* [TASK TO COMPLETE] Search the records for the word "calefaciat" and report each line that has it.

Some records:
╔══

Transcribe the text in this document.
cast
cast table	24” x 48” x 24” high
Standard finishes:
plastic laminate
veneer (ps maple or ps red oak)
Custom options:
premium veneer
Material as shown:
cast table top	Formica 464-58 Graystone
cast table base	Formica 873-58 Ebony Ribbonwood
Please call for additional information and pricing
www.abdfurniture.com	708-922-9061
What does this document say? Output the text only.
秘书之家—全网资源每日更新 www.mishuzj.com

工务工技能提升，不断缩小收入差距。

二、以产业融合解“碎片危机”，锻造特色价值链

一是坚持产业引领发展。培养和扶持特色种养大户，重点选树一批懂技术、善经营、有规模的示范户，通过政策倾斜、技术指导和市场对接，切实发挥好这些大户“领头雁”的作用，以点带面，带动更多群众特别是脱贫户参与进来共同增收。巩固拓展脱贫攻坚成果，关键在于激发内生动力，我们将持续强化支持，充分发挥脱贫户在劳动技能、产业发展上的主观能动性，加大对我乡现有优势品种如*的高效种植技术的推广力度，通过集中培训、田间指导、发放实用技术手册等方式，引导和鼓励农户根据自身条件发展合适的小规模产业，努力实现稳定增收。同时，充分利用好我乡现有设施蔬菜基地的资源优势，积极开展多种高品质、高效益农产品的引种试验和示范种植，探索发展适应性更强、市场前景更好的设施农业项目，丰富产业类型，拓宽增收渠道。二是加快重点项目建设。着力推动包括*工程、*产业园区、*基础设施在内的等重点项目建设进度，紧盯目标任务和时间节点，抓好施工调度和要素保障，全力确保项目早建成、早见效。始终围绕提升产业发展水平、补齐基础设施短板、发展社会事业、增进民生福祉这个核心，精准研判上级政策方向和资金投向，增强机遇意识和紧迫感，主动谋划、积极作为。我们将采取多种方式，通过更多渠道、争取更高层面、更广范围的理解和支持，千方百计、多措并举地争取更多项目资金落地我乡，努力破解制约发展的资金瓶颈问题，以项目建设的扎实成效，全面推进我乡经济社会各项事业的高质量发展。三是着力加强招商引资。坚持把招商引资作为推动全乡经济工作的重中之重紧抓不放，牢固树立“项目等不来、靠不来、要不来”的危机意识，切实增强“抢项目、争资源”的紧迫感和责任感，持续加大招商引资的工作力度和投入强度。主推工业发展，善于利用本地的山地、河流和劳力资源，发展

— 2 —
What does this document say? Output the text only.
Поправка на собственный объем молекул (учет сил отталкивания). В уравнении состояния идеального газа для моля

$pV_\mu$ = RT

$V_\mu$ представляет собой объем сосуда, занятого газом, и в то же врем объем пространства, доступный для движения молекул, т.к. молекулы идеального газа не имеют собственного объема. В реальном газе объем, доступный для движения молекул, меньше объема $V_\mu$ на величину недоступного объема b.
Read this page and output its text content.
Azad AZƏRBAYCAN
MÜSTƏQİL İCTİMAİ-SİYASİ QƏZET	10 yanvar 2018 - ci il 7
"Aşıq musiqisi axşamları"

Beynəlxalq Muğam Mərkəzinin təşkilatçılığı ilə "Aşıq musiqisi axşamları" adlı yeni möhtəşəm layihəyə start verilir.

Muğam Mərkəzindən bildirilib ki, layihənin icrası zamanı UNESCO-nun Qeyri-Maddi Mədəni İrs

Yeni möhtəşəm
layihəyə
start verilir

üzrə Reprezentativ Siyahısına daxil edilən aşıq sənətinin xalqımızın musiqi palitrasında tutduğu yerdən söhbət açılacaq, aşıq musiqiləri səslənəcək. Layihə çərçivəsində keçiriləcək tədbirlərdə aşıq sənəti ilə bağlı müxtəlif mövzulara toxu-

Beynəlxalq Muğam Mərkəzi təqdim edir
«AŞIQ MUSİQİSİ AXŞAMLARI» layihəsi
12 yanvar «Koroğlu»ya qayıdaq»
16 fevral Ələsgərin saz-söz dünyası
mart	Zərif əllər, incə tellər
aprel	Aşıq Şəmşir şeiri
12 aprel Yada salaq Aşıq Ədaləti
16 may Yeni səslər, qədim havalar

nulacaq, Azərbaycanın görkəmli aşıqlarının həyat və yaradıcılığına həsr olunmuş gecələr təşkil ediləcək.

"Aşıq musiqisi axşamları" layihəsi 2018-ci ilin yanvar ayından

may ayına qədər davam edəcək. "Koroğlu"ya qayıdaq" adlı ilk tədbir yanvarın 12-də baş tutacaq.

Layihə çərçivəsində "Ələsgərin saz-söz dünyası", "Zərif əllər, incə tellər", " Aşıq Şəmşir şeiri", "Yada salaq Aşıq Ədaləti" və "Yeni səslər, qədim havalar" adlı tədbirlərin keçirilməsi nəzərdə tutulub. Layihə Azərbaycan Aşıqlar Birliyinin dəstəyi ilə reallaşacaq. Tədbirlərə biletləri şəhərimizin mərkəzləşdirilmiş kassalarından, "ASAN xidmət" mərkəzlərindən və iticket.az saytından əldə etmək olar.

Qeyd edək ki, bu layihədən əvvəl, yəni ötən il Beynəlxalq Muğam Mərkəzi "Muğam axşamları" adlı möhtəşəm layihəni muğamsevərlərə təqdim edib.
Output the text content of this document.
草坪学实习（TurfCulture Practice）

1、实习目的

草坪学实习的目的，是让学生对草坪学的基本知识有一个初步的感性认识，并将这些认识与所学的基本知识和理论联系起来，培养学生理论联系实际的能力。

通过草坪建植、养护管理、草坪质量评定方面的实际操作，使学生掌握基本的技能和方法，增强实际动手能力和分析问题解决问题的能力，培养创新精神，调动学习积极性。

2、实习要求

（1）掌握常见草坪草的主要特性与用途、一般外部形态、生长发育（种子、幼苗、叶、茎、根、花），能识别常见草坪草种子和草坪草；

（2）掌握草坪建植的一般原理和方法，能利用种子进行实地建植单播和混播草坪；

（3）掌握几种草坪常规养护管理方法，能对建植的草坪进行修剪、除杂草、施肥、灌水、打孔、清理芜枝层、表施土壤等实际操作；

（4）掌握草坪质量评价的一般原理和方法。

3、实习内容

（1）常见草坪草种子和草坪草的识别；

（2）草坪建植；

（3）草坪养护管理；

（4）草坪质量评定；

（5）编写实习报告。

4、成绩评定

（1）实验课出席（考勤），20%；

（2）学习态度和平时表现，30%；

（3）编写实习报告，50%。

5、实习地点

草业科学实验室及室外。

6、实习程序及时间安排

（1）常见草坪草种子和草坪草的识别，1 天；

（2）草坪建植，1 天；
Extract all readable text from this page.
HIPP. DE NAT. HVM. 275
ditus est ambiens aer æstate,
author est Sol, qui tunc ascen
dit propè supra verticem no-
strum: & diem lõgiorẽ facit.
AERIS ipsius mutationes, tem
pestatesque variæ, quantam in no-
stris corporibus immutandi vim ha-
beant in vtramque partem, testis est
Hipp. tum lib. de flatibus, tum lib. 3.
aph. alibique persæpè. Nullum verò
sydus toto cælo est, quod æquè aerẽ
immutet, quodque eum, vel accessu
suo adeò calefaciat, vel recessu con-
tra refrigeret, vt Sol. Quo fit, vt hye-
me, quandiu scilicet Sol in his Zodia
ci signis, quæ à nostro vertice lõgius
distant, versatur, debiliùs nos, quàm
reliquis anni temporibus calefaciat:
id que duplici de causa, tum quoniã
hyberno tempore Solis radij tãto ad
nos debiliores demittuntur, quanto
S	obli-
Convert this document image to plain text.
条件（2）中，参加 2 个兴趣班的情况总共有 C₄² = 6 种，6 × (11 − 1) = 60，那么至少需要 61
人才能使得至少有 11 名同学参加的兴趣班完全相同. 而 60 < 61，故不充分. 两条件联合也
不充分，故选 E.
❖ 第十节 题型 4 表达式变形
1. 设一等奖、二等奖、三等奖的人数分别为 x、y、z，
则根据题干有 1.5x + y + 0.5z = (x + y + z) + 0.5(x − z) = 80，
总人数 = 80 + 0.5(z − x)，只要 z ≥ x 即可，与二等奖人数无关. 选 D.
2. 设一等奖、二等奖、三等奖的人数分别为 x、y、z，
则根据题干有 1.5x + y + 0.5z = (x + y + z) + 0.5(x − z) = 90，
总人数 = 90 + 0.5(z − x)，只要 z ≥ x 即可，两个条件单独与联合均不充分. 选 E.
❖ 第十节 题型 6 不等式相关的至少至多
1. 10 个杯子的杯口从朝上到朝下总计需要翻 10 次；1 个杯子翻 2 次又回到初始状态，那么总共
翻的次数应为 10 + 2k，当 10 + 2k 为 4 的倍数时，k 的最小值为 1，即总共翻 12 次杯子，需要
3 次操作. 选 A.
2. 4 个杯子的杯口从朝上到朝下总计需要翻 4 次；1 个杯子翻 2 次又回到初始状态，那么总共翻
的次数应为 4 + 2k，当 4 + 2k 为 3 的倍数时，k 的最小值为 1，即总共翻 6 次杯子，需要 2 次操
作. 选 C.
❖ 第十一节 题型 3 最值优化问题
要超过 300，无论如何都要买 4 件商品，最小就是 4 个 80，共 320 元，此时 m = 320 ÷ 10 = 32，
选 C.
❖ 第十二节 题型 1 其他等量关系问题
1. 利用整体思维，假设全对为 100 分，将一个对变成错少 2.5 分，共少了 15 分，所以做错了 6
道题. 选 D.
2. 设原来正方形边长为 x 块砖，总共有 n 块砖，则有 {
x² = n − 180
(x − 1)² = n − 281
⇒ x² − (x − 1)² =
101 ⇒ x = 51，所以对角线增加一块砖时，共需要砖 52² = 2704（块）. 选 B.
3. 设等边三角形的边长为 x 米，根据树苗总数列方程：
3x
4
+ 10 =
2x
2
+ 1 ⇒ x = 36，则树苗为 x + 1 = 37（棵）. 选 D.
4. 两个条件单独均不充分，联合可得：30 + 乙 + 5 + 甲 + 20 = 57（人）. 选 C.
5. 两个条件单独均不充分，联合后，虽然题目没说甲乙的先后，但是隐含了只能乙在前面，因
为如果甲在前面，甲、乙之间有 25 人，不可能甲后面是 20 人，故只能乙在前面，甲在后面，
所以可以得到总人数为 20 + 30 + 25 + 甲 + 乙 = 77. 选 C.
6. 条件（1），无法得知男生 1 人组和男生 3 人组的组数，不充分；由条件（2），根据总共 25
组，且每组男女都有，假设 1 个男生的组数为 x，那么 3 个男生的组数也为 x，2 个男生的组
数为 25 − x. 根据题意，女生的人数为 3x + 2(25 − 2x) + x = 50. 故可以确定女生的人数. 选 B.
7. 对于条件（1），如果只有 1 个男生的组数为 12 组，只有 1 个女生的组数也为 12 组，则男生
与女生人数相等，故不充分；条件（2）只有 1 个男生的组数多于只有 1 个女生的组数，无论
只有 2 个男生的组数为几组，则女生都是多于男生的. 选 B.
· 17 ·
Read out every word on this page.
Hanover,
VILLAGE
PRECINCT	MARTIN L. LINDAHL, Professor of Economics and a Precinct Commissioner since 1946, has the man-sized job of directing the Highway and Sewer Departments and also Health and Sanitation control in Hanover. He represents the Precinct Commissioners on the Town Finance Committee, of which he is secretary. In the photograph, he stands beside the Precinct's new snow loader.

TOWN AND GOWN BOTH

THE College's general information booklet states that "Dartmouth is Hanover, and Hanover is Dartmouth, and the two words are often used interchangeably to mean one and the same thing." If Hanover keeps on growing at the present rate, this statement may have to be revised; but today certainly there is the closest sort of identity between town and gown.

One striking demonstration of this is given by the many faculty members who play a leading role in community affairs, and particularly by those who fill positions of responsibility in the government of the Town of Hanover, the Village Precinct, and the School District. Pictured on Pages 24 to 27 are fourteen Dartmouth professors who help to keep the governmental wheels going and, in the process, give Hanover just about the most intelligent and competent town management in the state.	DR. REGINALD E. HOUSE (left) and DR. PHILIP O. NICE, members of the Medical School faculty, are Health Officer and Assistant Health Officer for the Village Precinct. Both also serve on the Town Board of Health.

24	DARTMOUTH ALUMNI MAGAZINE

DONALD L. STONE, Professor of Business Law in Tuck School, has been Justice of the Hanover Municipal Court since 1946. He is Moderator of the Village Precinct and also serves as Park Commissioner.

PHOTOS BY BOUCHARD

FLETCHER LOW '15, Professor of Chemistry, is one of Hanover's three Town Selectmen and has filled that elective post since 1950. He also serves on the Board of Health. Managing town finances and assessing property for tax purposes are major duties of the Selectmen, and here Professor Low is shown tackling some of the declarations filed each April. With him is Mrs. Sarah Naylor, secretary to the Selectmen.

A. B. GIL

╚══

* [COMPLETE ANSWER]
suo adeò calefaciat, vel recessu con-
reliquis anni temporibus calefaciat:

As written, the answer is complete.